(PROBLEM):
Will you write out the data exactly, excluding every picture?

---------- RECORD SET ----------

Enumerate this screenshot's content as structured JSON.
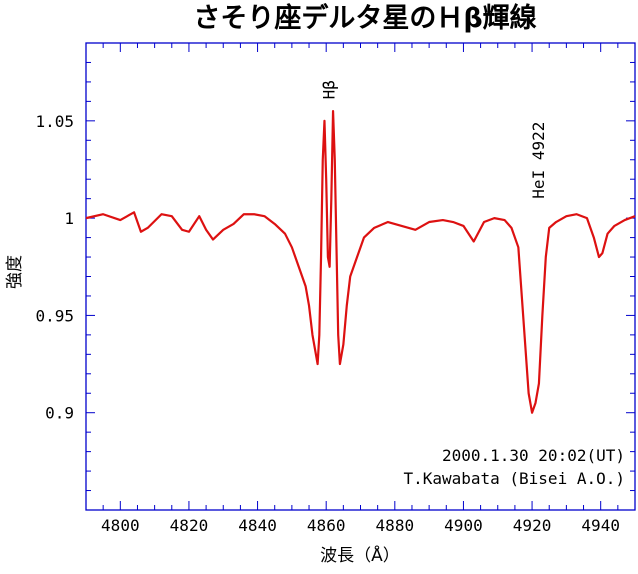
{
  "chart_data": {
    "type": "line",
    "title": "さそり座デルタ星のＨβ輝線",
    "xlabel": "波長（Å）",
    "ylabel": "強度",
    "xlim": [
      4790,
      4950
    ],
    "ylim": [
      0.85,
      1.09
    ],
    "x_ticks": [
      4800,
      4820,
      4840,
      4860,
      4880,
      4900,
      4920,
      4940
    ],
    "x_tick_labels": [
      "4800",
      "4820",
      "4840",
      "4860",
      "4880",
      "4900",
      "4920",
      "4940"
    ],
    "y_ticks": [
      0.9,
      0.95,
      1.0,
      1.05
    ],
    "y_tick_labels": [
      "0.9",
      "0.95",
      "1",
      "1.05"
    ],
    "series_color": "#dd1111",
    "axis_color": "#0000cc",
    "series": [
      {
        "x": [
          4790,
          4795,
          4800,
          4804,
          4806,
          4808,
          4812,
          4815,
          4818,
          4820,
          4823,
          4825,
          4827,
          4830,
          4833,
          4836,
          4839,
          4842,
          4845,
          4848,
          4850,
          4852,
          4854,
          4855,
          4856,
          4857,
          4857.5,
          4858,
          4858.5,
          4859,
          4859.5,
          4860,
          4860.5,
          4861,
          4861.5,
          4862,
          4862.5,
          4863,
          4863.5,
          4864,
          4865,
          4866,
          4867,
          4869,
          4871,
          4874,
          4878,
          4882,
          4886,
          4890,
          4894,
          4897,
          4900,
          4903,
          4906,
          4909,
          4912,
          4914,
          4916,
          4917,
          4918,
          4919,
          4920,
          4921,
          4922,
          4923,
          4924,
          4925,
          4927,
          4930,
          4933,
          4936,
          4938,
          4939.5,
          4940.5,
          4942,
          4944,
          4947,
          4950
        ],
        "y": [
          1.0,
          1.002,
          0.999,
          1.003,
          0.993,
          0.995,
          1.002,
          1.001,
          0.994,
          0.993,
          1.001,
          0.994,
          0.989,
          0.994,
          0.997,
          1.002,
          1.002,
          1.001,
          0.997,
          0.992,
          0.985,
          0.975,
          0.965,
          0.955,
          0.94,
          0.93,
          0.925,
          0.94,
          0.98,
          1.03,
          1.05,
          1.02,
          0.98,
          0.975,
          1.01,
          1.055,
          1.03,
          0.985,
          0.94,
          0.925,
          0.935,
          0.955,
          0.97,
          0.98,
          0.99,
          0.995,
          0.998,
          0.996,
          0.994,
          0.998,
          0.999,
          0.998,
          0.996,
          0.988,
          0.998,
          1.0,
          0.999,
          0.995,
          0.985,
          0.96,
          0.935,
          0.91,
          0.9,
          0.905,
          0.915,
          0.95,
          0.98,
          0.995,
          0.998,
          1.001,
          1.002,
          1.0,
          0.99,
          0.98,
          0.982,
          0.992,
          0.996,
          0.999,
          1.001
        ]
      }
    ],
    "annotations": [
      {
        "text": "Hβ",
        "x": 4861,
        "y": 1.061,
        "rotation": -90
      },
      {
        "text": "HeI 4922",
        "x": 4922,
        "y": 1.01,
        "rotation": -90
      }
    ],
    "notes": [
      "2000.1.30 20:02(UT)",
      "T.Kawabata (Bisei A.O.)"
    ]
  }
}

----------

(WRITTEN ANSWER):
Enumerate this screenshot's content as structured JSON.
{
  "chart_data": {
    "type": "line",
    "title": "さそり座デルタ星のＨβ輝線",
    "xlabel": "波長（Å）",
    "ylabel": "強度",
    "xlim": [
      4790,
      4950
    ],
    "ylim": [
      0.85,
      1.09
    ],
    "x_ticks": [
      4800,
      4820,
      4840,
      4860,
      4880,
      4900,
      4920,
      4940
    ],
    "x_tick_labels": [
      "4800",
      "4820",
      "4840",
      "4860",
      "4880",
      "4900",
      "4920",
      "4940"
    ],
    "y_ticks": [
      0.9,
      0.95,
      1.0,
      1.05
    ],
    "y_tick_labels": [
      "0.9",
      "0.95",
      "1",
      "1.05"
    ],
    "series_color": "#dd1111",
    "axis_color": "#0000cc",
    "series": [
      {
        "x": [
          4790,
          4795,
          4800,
          4804,
          4806,
          4808,
          4812,
          4815,
          4818,
          4820,
          4823,
          4825,
          4827,
          4830,
          4833,
          4836,
          4839,
          4842,
          4845,
          4848,
          4850,
          4852,
          4854,
          4855,
          4856,
          4857,
          4857.5,
          4858,
          4858.5,
          4859,
          4859.5,
          4860,
          4860.5,
          4861,
          4861.5,
          4862,
          4862.5,
          4863,
          4863.5,
          4864,
          4865,
          4866,
          4867,
          4869,
          4871,
          4874,
          4878,
          4882,
          4886,
          4890,
          4894,
          4897,
          4900,
          4903,
          4906,
          4909,
          4912,
          4914,
          4916,
          4917,
          4918,
          4919,
          4920,
          4921,
          4922,
          4923,
          4924,
          4925,
          4927,
          4930,
          4933,
          4936,
          4938,
          4939.5,
          4940.5,
          4942,
          4944,
          4947,
          4950
        ],
        "y": [
          1.0,
          1.002,
          0.999,
          1.003,
          0.993,
          0.995,
          1.002,
          1.001,
          0.994,
          0.993,
          1.001,
          0.994,
          0.989,
          0.994,
          0.997,
          1.002,
          1.002,
          1.001,
          0.997,
          0.992,
          0.985,
          0.975,
          0.965,
          0.955,
          0.94,
          0.93,
          0.925,
          0.94,
          0.98,
          1.03,
          1.05,
          1.02,
          0.98,
          0.975,
          1.01,
          1.055,
          1.03,
          0.985,
          0.94,
          0.925,
          0.935,
          0.955,
          0.97,
          0.98,
          0.99,
          0.995,
          0.998,
          0.996,
          0.994,
          0.998,
          0.999,
          0.998,
          0.996,
          0.988,
          0.998,
          1.0,
          0.999,
          0.995,
          0.985,
          0.96,
          0.935,
          0.91,
          0.9,
          0.905,
          0.915,
          0.95,
          0.98,
          0.995,
          0.998,
          1.001,
          1.002,
          1.0,
          0.99,
          0.98,
          0.982,
          0.992,
          0.996,
          0.999,
          1.001
        ]
      }
    ],
    "annotations": [
      {
        "text": "Hβ",
        "x": 4861,
        "y": 1.061,
        "rotation": -90
      },
      {
        "text": "HeI 4922",
        "x": 4922,
        "y": 1.01,
        "rotation": -90
      }
    ],
    "notes": [
      "2000.1.30 20:02(UT)",
      "T.Kawabata (Bisei A.O.)"
    ]
  }
}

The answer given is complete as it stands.